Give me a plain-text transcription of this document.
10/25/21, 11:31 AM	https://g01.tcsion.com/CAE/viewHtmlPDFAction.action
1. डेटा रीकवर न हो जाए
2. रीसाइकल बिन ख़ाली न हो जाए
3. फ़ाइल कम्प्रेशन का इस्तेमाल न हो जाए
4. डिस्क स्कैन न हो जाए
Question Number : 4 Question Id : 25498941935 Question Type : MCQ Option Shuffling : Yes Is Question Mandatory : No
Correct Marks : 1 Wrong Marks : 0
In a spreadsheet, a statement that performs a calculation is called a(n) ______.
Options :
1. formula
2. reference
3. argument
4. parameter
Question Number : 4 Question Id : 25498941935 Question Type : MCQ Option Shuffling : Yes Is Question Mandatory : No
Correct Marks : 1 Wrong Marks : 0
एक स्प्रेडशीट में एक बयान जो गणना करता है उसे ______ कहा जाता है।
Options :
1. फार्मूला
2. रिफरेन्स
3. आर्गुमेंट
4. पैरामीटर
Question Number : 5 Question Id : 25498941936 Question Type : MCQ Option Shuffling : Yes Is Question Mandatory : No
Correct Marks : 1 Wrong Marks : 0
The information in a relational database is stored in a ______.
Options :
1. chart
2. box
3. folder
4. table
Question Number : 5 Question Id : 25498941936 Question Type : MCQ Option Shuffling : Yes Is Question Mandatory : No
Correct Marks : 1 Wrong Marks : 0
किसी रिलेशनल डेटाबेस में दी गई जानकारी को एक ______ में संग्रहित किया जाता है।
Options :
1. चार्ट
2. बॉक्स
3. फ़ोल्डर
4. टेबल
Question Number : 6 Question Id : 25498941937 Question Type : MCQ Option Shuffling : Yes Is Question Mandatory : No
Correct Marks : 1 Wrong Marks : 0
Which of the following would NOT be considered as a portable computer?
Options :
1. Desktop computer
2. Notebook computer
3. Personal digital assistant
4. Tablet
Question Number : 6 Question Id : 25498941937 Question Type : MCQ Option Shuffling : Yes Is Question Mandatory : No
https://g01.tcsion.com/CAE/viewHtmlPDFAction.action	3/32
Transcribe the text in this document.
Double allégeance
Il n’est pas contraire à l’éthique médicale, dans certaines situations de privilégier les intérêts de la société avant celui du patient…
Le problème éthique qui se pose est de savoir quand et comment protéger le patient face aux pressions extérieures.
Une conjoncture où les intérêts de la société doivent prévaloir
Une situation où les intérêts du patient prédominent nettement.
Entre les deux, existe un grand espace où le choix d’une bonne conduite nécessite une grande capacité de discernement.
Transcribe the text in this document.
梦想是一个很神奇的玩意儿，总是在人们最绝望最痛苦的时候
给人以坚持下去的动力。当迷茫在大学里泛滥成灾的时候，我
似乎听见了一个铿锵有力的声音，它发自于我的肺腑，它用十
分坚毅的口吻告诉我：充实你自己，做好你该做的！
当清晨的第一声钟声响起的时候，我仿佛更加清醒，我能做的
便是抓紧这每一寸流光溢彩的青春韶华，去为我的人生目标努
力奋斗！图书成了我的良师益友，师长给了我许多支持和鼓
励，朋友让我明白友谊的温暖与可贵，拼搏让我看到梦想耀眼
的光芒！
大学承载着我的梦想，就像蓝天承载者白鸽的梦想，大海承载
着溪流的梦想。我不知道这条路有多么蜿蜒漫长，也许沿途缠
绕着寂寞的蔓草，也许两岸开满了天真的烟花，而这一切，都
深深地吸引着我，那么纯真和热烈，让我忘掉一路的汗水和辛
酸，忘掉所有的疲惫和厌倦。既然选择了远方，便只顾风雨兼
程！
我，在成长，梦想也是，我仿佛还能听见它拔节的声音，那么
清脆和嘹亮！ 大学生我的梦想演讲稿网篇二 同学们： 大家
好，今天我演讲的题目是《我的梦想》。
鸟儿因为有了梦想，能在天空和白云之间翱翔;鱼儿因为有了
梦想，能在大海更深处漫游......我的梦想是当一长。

■ **WHAT YOU WILL DO**
Please quote the records above exactly, without skipping a line.

■ **SOLVED EXERCISE**
Give me a plain-text transcription of this document.
10/25/21, 11:31 AM	https://g01.tcsion.com/CAE/viewHtmlPDFAction.action
1. डेटा रीकवर न हो जाए
2. रीसाइकल बिन ख़ाली न हो जाए
3. फ़ाइल कम्प्रेशन का इस्तेमाल न हो जाए
4. डिस्क स्कैन न हो जाए
Question Number : 4 Question Id : 25498941935 Question Type : MCQ Option Shuffling : Yes Is Question Mandatory : No
Correct Marks : 1 Wrong Marks : 0
In a spreadsheet, a statement that performs a calculation is called a(n) ______.
Options :
1. formula
2. reference
3. argument
4. parameter
Question Number : 4 Question Id : 25498941935 Question Type : MCQ Option Shuffling : Yes Is Question Mandatory : No
Correct Marks : 1 Wrong Marks : 0
एक स्प्रेडशीट में एक बयान जो गणना करता है उसे ______ कहा जाता है।
Options :
1. फार्मूला
2. रिफरेन्स
3. आर्गुमेंट
4. पैरामीटर
Question Number : 5 Question Id : 25498941936 Question Type : MCQ Option Shuffling : Yes Is Question Mandatory : No
Correct Marks : 1 Wrong Marks : 0
The information in a relational database is stored in a ______.
Options :
1. chart
2. box
3. folder
4. table
Question Number : 5 Question Id : 25498941936 Question Type : MCQ Option Shuffling : Yes Is Question Mandatory : No
Correct Marks : 1 Wrong Marks : 0
किसी रिलेशनल डेटाबेस में दी गई जानकारी को एक ______ में संग्रहित किया जाता है।
Options :
1. चार्ट
2. बॉक्स
3. फ़ोल्डर
4. टेबल
Question Number : 6 Question Id : 25498941937 Question Type : MCQ Option Shuffling : Yes Is Question Mandatory : No
Correct Marks : 1 Wrong Marks : 0
Which of the following would NOT be considered as a portable computer?
Options :
1. Desktop computer
2. Notebook computer
3. Personal digital assistant
4. Tablet
Question Number : 6 Question Id : 25498941937 Question Type : MCQ Option Shuffling : Yes Is Question Mandatory : No
https://g01.tcsion.com/CAE/viewHtmlPDFAction.action	3/32
Transcribe the text in this document.
Double allégeance
Il n’est pas contraire à l’éthique médicale, dans certaines situations de privilégier les intérêts de la société avant celui du patient…
Le problème éthique qui se pose est de savoir quand et comment protéger le patient face aux pressions extérieures.
Une conjoncture où les intérêts de la société doivent prévaloir
Une situation où les intérêts du patient prédominent nettement.
Entre les deux, existe un grand espace où le choix d’une bonne conduite nécessite une grande capacité de discernement.
Transcribe the text in this document.
梦想是一个很神奇的玩意儿，总是在人们最绝望最痛苦的时候
给人以坚持下去的动力。当迷茫在大学里泛滥成灾的时候，我
似乎听见了一个铿锵有力的声音，它发自于我的肺腑，它用十
分坚毅的口吻告诉我：充实你自己，做好你该做的！
当清晨的第一声钟声响起的时候，我仿佛更加清醒，我能做的
便是抓紧这每一寸流光溢彩的青春韶华，去为我的人生目标努
力奋斗！图书成了我的良师益友，师长给了我许多支持和鼓
励，朋友让我明白友谊的温暖与可贵，拼搏让我看到梦想耀眼
的光芒！
大学承载着我的梦想，就像蓝天承载者白鸽的梦想，大海承载
着溪流的梦想。我不知道这条路有多么蜿蜒漫长，也许沿途缠
绕着寂寞的蔓草，也许两岸开满了天真的烟花，而这一切，都
深深地吸引着我，那么纯真和热烈，让我忘掉一路的汗水和辛
酸，忘掉所有的疲惫和厌倦。既然选择了远方，便只顾风雨兼
程！
我，在成长，梦想也是，我仿佛还能听见它拔节的声音，那么
清脆和嘹亮！ 大学生我的梦想演讲稿网篇二 同学们： 大家
好，今天我演讲的题目是《我的梦想》。
鸟儿因为有了梦想，能在天空和白云之间翱翔;鱼儿因为有了
梦想，能在大海更深处漫游......我的梦想是当一长。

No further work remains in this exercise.